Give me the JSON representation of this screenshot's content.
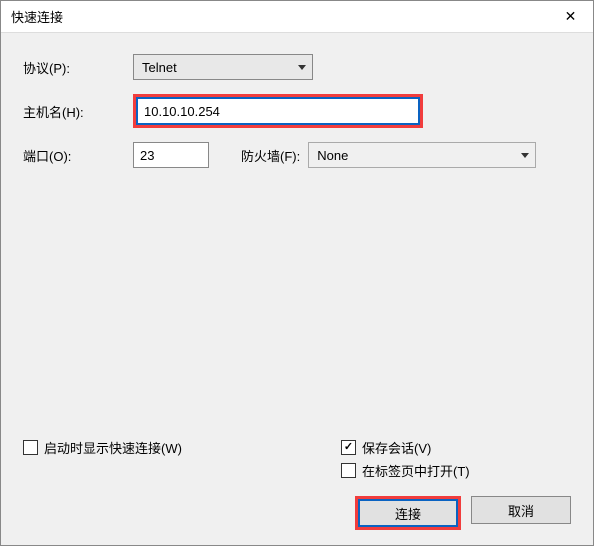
{
  "title": "快速连接",
  "labels": {
    "protocol": "协议(P):",
    "hostname": "主机名(H):",
    "port": "端口(O):",
    "firewall": "防火墙(F):"
  },
  "values": {
    "protocol": "Telnet",
    "hostname": "10.10.10.254",
    "port": "23",
    "firewall": "None"
  },
  "checkboxes": {
    "show_on_start": "启动时显示快速连接(W)",
    "save_session": "保存会话(V)",
    "open_in_tab": "在标签页中打开(T)"
  },
  "buttons": {
    "connect": "连接",
    "cancel": "取消"
  }
}
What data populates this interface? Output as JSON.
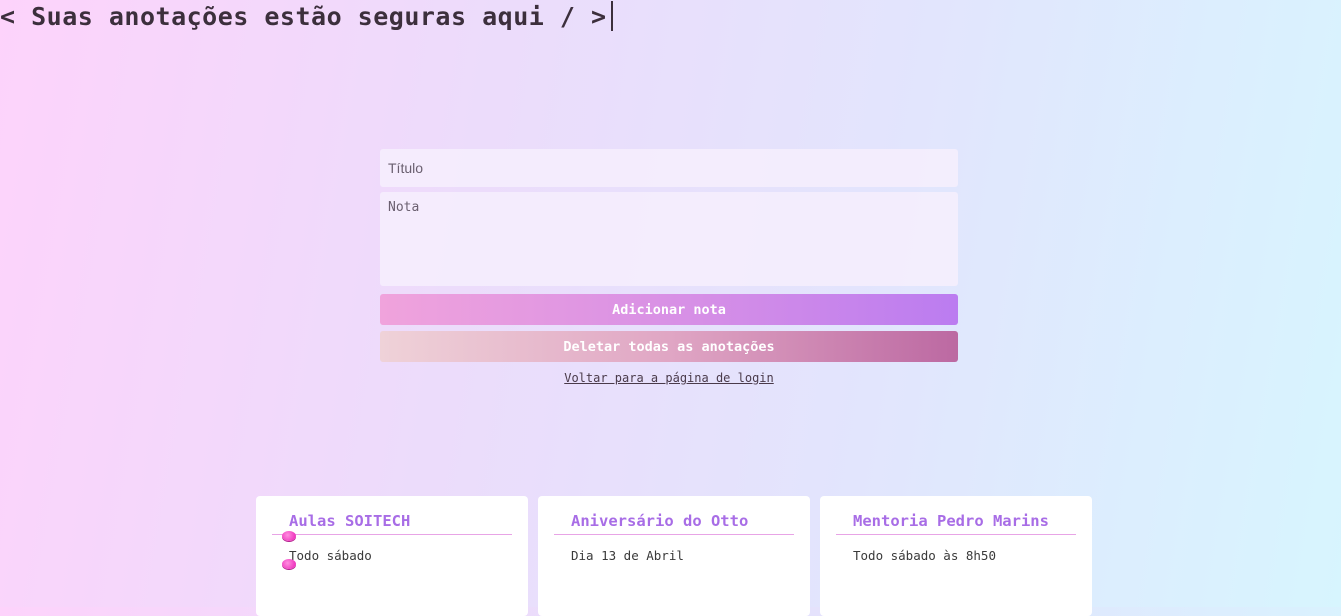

-.-.-

* Exercise requirements *
Quote each record exactly as it stands, minus the pictures.

* Task solution *
Give me the JSON representation of this screenshot's content.
{
  "title": "快速连接",
  "labels": {
    "protocol": "协议(P):",
    "hostname": "主机名(H):",
    "port": "端口(O):",
    "firewall": "防火墙(F):"
  },
  "values": {
    "protocol": "Telnet",
    "hostname": "10.10.10.254",
    "port": "23",
    "firewall": "None"
  },
  "checkboxes": {
    "show_on_start": "启动时显示快速连接(W)",
    "save_session": "保存会话(V)",
    "open_in_tab": "在标签页中打开(T)"
  },
  "buttons": {
    "connect": "连接",
    "cancel": "取消"
  }
}
What data populates this interface? Output as JSON.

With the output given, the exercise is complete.